TASK PROMPT — Below are the records. List every line holding the word "follow".

LISTED RECORDS —
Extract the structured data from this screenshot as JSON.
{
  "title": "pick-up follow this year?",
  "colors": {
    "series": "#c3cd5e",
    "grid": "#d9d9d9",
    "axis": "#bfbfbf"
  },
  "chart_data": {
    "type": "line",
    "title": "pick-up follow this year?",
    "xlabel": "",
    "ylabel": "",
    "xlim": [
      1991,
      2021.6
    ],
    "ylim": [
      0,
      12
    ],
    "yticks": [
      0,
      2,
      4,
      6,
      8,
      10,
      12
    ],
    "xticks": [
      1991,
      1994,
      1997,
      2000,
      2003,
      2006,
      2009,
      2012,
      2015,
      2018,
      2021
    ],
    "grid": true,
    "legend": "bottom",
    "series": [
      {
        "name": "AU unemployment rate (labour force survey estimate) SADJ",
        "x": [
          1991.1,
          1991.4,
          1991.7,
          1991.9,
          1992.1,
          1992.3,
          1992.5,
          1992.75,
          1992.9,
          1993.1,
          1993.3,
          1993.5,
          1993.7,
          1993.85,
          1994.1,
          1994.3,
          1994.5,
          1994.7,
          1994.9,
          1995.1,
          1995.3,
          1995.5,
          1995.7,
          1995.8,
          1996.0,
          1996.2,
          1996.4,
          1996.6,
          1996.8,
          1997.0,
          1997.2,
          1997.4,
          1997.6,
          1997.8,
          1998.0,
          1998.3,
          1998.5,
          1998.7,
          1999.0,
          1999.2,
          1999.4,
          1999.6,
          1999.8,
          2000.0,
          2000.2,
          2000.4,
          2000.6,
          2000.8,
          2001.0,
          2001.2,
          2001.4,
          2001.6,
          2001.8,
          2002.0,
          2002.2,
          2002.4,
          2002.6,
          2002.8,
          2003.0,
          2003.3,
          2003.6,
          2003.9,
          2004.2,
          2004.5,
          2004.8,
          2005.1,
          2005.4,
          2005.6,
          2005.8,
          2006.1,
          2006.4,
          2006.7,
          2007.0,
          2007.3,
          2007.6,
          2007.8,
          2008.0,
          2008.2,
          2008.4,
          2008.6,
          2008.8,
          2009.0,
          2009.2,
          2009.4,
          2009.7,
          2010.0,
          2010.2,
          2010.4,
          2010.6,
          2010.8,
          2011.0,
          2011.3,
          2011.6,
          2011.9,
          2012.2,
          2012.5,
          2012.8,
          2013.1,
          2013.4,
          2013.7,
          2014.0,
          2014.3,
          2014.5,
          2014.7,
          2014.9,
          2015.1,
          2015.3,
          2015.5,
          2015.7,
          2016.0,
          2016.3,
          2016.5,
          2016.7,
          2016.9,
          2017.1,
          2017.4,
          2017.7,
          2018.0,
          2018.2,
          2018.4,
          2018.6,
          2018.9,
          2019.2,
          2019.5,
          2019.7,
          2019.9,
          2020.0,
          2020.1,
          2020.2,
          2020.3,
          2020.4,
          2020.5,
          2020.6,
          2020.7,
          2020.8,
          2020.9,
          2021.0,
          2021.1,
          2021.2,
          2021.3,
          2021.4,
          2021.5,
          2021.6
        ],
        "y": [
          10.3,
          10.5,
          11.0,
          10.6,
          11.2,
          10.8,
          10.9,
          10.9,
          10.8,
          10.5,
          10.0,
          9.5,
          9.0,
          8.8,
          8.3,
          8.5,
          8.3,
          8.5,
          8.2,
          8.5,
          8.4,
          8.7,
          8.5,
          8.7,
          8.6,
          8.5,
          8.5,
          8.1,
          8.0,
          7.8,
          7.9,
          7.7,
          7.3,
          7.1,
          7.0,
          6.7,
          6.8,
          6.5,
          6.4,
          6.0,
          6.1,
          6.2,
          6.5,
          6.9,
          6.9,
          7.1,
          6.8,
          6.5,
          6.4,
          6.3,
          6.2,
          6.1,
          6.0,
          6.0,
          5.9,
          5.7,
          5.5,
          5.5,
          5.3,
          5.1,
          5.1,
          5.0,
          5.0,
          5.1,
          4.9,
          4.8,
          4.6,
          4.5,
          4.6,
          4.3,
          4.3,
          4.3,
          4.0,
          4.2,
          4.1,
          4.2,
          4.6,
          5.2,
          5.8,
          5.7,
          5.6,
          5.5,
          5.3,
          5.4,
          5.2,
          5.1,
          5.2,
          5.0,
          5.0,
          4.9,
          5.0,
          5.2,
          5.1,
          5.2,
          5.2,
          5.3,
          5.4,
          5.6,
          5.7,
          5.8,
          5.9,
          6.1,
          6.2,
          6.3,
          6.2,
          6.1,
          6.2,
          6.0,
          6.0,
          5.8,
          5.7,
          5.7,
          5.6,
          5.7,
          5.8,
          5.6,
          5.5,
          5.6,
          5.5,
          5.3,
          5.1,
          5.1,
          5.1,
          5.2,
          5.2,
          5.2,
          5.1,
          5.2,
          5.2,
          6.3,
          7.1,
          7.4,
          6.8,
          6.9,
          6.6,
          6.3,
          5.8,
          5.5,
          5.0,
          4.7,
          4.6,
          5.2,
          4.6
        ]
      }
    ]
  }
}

TASK RESULT —
  "title": "pick-up follow this year?",
    "title": "pick-up follow this year?",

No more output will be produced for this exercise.